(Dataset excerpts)

________________________________________

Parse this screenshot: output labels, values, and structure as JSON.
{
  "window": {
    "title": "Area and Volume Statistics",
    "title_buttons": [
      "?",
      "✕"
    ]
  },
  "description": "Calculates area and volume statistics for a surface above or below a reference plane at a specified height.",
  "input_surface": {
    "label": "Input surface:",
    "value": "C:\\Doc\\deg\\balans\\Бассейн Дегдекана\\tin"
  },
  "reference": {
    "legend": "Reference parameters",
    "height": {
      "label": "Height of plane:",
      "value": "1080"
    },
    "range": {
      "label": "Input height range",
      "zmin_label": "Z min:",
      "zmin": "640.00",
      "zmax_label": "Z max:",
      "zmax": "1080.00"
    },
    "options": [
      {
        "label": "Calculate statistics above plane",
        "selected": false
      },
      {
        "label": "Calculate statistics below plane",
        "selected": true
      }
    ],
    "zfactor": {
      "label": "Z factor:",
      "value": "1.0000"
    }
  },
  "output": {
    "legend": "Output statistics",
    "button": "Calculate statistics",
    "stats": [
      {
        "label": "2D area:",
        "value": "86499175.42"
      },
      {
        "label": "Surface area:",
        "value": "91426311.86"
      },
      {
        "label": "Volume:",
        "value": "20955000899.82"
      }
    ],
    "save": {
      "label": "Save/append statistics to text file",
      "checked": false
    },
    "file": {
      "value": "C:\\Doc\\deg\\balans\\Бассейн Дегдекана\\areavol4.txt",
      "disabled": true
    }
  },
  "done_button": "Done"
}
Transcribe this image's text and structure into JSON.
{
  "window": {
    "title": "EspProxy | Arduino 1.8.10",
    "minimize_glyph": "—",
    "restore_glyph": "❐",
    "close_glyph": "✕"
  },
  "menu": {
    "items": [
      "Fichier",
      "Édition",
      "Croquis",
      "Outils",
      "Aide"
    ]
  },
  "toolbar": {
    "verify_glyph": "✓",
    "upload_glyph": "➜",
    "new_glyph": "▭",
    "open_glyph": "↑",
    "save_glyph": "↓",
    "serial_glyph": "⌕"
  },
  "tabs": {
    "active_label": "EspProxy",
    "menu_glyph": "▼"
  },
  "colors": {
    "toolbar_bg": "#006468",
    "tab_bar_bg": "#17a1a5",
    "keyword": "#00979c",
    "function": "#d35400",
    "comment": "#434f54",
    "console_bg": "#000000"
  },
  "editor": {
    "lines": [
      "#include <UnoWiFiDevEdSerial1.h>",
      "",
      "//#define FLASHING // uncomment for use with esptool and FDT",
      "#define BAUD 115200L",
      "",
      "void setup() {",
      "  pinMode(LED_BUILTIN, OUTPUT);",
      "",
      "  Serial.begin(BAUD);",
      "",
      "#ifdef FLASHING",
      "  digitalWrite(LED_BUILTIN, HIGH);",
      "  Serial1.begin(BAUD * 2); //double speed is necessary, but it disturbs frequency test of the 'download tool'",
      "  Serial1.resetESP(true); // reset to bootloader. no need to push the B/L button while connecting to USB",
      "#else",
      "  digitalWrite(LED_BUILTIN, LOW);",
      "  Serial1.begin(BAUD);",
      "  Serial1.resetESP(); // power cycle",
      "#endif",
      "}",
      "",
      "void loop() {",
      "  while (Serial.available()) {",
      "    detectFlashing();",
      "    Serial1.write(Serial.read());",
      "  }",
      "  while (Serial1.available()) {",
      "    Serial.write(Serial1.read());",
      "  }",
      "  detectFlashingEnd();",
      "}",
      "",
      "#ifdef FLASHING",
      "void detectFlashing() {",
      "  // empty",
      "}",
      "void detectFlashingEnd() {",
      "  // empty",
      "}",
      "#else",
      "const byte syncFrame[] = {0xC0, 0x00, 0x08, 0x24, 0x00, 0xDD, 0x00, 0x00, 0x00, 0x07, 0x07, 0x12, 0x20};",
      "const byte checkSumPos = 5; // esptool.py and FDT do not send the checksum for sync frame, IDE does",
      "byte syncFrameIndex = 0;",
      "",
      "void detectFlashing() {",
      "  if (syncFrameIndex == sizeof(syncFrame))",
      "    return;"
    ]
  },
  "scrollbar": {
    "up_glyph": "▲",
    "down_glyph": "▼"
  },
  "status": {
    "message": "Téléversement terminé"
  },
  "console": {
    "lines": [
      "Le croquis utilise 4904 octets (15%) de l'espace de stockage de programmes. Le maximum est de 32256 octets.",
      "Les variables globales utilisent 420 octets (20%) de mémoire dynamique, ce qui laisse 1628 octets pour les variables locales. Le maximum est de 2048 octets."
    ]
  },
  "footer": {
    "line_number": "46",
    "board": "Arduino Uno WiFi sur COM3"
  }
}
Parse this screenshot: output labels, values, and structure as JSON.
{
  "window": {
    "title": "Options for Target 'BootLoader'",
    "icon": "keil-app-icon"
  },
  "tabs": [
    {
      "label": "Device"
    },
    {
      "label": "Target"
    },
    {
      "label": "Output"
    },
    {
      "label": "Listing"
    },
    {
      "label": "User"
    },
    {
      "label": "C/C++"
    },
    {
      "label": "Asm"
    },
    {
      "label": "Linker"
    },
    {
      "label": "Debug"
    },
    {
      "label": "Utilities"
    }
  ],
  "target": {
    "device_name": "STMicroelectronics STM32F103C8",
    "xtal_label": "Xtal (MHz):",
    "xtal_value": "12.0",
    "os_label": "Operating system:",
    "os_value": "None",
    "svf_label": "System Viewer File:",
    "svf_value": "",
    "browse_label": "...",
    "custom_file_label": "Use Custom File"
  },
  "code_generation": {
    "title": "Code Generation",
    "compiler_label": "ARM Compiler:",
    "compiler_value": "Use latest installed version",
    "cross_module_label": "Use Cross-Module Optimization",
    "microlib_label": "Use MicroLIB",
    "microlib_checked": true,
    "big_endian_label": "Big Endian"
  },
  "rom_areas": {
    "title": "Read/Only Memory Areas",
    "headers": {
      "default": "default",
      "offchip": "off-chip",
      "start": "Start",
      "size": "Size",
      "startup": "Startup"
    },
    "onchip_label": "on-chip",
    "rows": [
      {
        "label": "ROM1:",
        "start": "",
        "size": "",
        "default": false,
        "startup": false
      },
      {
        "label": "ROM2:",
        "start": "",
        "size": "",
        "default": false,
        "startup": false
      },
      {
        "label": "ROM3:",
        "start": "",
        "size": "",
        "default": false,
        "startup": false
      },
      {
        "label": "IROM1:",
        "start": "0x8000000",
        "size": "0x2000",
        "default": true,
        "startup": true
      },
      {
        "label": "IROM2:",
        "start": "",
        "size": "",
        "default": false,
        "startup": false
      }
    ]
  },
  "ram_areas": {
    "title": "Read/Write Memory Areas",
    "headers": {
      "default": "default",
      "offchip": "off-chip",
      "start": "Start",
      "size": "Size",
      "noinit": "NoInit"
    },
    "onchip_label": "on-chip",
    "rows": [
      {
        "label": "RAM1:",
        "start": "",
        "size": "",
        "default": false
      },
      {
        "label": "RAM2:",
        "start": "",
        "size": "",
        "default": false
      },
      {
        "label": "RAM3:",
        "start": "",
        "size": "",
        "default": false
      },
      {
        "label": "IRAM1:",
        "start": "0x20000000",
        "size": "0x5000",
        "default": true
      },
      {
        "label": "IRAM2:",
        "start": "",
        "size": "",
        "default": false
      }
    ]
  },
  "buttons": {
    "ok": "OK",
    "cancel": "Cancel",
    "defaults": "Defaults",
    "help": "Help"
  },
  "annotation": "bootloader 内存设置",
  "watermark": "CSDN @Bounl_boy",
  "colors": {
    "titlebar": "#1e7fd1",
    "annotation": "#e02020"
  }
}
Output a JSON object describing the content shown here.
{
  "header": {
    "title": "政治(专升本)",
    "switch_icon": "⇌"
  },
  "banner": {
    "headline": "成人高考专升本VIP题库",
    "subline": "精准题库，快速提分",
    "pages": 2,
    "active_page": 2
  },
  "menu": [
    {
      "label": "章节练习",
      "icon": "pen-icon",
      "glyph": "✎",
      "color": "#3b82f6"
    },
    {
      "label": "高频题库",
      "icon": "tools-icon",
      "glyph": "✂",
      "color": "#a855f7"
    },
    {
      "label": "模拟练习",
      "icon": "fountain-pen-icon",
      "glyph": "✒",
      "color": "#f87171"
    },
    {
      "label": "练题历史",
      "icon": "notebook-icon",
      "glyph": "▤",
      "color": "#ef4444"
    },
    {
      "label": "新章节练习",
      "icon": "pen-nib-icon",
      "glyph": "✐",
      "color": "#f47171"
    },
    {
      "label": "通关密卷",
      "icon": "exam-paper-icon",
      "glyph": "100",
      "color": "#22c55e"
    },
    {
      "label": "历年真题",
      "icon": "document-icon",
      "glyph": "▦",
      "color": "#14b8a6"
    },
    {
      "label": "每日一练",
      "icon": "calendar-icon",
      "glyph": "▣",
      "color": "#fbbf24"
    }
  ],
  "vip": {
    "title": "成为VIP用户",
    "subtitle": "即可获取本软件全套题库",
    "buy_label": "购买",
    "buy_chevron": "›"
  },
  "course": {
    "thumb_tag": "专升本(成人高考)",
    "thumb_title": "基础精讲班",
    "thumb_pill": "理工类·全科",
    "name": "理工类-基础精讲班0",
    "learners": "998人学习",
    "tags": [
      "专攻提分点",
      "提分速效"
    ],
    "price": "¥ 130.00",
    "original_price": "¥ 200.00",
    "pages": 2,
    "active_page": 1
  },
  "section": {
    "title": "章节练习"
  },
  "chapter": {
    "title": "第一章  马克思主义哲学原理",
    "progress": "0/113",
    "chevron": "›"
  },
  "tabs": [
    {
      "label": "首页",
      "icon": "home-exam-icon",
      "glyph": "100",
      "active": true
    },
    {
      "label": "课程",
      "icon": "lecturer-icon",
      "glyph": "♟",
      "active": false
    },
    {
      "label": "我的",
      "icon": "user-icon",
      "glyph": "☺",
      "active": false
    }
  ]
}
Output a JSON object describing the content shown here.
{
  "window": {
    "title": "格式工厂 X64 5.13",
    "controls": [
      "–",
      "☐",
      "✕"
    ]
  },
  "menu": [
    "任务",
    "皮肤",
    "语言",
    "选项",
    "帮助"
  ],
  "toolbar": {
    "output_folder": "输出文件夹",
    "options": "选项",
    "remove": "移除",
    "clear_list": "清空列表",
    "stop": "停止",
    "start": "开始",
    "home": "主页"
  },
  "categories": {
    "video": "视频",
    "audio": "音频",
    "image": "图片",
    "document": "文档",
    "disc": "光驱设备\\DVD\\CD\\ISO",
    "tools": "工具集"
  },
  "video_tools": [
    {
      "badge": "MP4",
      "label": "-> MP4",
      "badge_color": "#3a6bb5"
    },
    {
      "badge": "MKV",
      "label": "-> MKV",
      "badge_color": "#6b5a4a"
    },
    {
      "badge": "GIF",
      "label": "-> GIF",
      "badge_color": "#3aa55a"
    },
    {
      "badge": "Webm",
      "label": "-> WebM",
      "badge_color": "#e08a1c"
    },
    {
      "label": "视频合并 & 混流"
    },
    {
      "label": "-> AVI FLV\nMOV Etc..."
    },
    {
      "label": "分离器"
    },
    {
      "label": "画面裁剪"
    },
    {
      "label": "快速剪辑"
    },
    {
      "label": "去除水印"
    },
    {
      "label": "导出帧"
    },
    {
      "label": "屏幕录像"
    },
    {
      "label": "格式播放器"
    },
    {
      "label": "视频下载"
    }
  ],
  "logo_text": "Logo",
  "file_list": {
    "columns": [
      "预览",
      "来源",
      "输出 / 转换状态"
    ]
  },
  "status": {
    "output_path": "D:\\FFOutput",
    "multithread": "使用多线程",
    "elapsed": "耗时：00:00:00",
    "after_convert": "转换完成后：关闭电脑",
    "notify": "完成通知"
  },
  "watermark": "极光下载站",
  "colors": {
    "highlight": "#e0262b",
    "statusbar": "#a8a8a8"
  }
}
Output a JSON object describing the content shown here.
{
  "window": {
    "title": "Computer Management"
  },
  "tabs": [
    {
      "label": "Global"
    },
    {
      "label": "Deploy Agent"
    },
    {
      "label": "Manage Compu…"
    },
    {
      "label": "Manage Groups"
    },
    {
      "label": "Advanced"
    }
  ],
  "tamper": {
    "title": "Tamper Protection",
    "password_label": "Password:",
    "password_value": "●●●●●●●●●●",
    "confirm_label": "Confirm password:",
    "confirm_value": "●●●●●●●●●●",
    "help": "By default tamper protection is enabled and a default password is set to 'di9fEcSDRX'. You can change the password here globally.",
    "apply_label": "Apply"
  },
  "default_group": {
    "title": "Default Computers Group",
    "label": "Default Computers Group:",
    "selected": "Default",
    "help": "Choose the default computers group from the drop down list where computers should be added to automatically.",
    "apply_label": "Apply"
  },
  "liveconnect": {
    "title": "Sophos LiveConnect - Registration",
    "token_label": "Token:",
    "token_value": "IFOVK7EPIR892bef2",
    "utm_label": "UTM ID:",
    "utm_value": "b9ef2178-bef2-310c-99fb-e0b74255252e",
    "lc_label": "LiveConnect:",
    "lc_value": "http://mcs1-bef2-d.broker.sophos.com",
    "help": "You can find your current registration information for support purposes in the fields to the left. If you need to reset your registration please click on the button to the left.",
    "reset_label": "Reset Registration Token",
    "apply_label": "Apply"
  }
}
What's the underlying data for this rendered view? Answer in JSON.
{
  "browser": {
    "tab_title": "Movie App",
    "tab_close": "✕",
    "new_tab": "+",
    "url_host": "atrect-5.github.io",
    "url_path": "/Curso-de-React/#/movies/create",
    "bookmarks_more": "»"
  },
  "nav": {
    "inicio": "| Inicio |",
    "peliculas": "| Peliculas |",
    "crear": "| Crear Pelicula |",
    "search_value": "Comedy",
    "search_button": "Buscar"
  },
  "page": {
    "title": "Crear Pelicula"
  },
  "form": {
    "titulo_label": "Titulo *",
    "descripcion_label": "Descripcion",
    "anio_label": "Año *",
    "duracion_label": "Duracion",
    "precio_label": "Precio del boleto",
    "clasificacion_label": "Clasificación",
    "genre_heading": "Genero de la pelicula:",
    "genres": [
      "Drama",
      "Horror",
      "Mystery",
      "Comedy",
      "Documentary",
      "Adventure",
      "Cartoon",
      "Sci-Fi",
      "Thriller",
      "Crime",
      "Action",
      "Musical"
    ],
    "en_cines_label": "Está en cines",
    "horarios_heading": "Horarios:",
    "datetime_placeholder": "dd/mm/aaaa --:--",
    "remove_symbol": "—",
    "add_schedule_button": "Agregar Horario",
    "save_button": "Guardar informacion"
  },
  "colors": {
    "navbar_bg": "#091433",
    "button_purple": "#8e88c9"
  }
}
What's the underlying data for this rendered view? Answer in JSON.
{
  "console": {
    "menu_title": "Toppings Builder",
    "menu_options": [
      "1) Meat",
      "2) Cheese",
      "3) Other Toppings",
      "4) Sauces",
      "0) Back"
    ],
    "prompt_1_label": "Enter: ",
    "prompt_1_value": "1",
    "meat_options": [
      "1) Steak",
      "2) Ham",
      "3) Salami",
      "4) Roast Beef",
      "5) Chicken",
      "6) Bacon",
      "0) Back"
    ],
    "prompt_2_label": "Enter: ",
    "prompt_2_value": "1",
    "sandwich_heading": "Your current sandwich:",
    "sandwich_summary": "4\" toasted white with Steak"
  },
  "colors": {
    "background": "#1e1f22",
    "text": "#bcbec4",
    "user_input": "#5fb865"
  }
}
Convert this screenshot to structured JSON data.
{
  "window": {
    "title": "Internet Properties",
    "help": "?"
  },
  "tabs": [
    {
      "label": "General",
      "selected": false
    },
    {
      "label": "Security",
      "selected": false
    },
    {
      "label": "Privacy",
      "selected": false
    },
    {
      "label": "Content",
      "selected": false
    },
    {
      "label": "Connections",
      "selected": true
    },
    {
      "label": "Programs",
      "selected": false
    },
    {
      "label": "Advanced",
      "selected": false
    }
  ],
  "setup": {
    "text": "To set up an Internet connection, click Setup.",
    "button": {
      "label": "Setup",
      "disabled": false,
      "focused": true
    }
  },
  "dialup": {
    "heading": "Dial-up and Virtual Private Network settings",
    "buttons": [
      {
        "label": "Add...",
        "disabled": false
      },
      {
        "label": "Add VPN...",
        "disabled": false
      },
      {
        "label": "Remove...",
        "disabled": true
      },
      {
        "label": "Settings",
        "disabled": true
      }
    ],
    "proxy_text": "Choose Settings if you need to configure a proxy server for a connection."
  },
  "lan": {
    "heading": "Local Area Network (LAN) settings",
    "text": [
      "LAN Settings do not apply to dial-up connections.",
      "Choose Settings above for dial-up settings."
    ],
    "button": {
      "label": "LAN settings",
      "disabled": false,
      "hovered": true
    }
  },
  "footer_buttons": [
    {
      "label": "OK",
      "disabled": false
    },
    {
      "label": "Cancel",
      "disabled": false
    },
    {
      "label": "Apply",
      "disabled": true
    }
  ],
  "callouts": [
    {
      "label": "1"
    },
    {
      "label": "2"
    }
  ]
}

________________________________________

== INSTRUCTIONS TO FOLLOW ==
Scan the listing above. Gather each line that contains the word "Internet".

== ANSWER IN FULL ==
    "title": "Internet Properties",
    "text": "To set up an Internet connection, click Setup.",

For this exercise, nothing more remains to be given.